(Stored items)
○ ○ ○
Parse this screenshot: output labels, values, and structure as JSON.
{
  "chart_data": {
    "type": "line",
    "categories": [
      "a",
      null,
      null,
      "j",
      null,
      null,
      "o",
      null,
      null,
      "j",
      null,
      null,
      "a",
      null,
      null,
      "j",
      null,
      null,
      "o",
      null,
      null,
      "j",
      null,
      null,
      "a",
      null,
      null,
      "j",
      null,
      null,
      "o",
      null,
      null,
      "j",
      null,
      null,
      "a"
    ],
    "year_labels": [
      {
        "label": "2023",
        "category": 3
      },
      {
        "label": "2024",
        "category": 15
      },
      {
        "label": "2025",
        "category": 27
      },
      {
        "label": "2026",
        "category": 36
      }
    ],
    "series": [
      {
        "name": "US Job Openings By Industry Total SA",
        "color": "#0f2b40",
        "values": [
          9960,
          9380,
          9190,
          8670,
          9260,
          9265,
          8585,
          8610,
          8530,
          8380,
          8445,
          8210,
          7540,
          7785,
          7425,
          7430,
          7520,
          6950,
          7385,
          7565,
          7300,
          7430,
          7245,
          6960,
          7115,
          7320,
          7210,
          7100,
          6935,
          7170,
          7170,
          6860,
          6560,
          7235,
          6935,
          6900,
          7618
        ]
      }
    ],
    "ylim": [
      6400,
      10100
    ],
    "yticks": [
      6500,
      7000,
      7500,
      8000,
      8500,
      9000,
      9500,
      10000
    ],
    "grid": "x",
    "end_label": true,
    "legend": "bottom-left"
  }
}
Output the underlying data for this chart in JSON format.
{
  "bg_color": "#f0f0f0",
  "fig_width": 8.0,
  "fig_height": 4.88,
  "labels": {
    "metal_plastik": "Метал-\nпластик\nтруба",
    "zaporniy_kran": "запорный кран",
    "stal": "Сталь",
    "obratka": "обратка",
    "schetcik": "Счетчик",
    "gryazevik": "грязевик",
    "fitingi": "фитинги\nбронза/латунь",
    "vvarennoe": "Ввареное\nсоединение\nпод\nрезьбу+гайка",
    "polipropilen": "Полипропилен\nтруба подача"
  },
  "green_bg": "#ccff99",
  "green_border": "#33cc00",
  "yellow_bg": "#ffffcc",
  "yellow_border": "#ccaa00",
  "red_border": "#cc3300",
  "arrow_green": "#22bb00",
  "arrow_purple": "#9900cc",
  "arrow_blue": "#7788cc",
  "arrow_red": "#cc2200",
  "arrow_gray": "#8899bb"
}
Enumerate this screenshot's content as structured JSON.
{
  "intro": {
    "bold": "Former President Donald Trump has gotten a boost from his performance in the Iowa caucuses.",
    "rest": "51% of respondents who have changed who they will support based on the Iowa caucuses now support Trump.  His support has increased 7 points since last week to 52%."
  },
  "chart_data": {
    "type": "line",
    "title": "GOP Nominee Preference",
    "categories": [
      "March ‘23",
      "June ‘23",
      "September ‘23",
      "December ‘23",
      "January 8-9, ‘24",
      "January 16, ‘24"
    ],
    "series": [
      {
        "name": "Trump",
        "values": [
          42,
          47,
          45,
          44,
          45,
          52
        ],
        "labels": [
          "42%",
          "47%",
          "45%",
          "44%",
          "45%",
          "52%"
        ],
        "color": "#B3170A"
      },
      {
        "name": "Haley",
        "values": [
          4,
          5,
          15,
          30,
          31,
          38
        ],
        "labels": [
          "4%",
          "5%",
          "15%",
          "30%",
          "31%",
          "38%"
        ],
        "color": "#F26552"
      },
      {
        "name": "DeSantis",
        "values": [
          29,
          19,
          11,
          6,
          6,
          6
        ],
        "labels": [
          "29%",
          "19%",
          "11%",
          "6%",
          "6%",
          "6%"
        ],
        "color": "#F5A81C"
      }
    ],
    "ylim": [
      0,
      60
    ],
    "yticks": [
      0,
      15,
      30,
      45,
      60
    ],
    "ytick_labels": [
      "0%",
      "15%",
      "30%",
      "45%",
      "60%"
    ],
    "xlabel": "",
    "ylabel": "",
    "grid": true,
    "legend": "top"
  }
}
○ ○ ○
▶ _WHAT IS BEING ASKED_: All of the lines above need to be given again exactly.

▶ _EXERCISE SOLUTION_:
Parse this screenshot: output labels, values, and structure as JSON.
{
  "chart_data": {
    "type": "line",
    "categories": [
      "a",
      null,
      null,
      "j",
      null,
      null,
      "o",
      null,
      null,
      "j",
      null,
      null,
      "a",
      null,
      null,
      "j",
      null,
      null,
      "o",
      null,
      null,
      "j",
      null,
      null,
      "a",
      null,
      null,
      "j",
      null,
      null,
      "o",
      null,
      null,
      "j",
      null,
      null,
      "a"
    ],
    "year_labels": [
      {
        "label": "2023",
        "category": 3
      },
      {
        "label": "2024",
        "category": 15
      },
      {
        "label": "2025",
        "category": 27
      },
      {
        "label": "2026",
        "category": 36
      }
    ],
    "series": [
      {
        "name": "US Job Openings By Industry Total SA",
        "color": "#0f2b40",
        "values": [
          9960,
          9380,
          9190,
          8670,
          9260,
          9265,
          8585,
          8610,
          8530,
          8380,
          8445,
          8210,
          7540,
          7785,
          7425,
          7430,
          7520,
          6950,
          7385,
          7565,
          7300,
          7430,
          7245,
          6960,
          7115,
          7320,
          7210,
          7100,
          6935,
          7170,
          7170,
          6860,
          6560,
          7235,
          6935,
          6900,
          7618
        ]
      }
    ],
    "ylim": [
      6400,
      10100
    ],
    "yticks": [
      6500,
      7000,
      7500,
      8000,
      8500,
      9000,
      9500,
      10000
    ],
    "grid": "x",
    "end_label": true,
    "legend": "bottom-left"
  }
}
Output the underlying data for this chart in JSON format.
{
  "bg_color": "#f0f0f0",
  "fig_width": 8.0,
  "fig_height": 4.88,
  "labels": {
    "metal_plastik": "Метал-\nпластик\nтруба",
    "zaporniy_kran": "запорный кран",
    "stal": "Сталь",
    "obratka": "обратка",
    "schetcik": "Счетчик",
    "gryazevik": "грязевик",
    "fitingi": "фитинги\nбронза/латунь",
    "vvarennoe": "Ввареное\nсоединение\nпод\nрезьбу+гайка",
    "polipropilen": "Полипропилен\nтруба подача"
  },
  "green_bg": "#ccff99",
  "green_border": "#33cc00",
  "yellow_bg": "#ffffcc",
  "yellow_border": "#ccaa00",
  "red_border": "#cc3300",
  "arrow_green": "#22bb00",
  "arrow_purple": "#9900cc",
  "arrow_blue": "#7788cc",
  "arrow_red": "#cc2200",
  "arrow_gray": "#8899bb"
}
Enumerate this screenshot's content as structured JSON.
{
  "intro": {
    "bold": "Former President Donald Trump has gotten a boost from his performance in the Iowa caucuses.",
    "rest": "51% of respondents who have changed who they will support based on the Iowa caucuses now support Trump.  His support has increased 7 points since last week to 52%."
  },
  "chart_data": {
    "type": "line",
    "title": "GOP Nominee Preference",
    "categories": [
      "March ‘23",
      "June ‘23",
      "September ‘23",
      "December ‘23",
      "January 8-9, ‘24",
      "January 16, ‘24"
    ],
    "series": [
      {
        "name": "Trump",
        "values": [
          42,
          47,
          45,
          44,
          45,
          52
        ],
        "labels": [
          "42%",
          "47%",
          "45%",
          "44%",
          "45%",
          "52%"
        ],
        "color": "#B3170A"
      },
      {
        "name": "Haley",
        "values": [
          4,
          5,
          15,
          30,
          31,
          38
        ],
        "labels": [
          "4%",
          "5%",
          "15%",
          "30%",
          "31%",
          "38%"
        ],
        "color": "#F26552"
      },
      {
        "name": "DeSantis",
        "values": [
          29,
          19,
          11,
          6,
          6,
          6
        ],
        "labels": [
          "29%",
          "19%",
          "11%",
          "6%",
          "6%",
          "6%"
        ],
        "color": "#F5A81C"
      }
    ],
    "ylim": [
      0,
      60
    ],
    "yticks": [
      0,
      15,
      30,
      45,
      60
    ],
    "ytick_labels": [
      "0%",
      "15%",
      "30%",
      "45%",
      "60%"
    ],
    "xlabel": "",
    "ylabel": "",
    "grid": true,
    "legend": "top"
  }
}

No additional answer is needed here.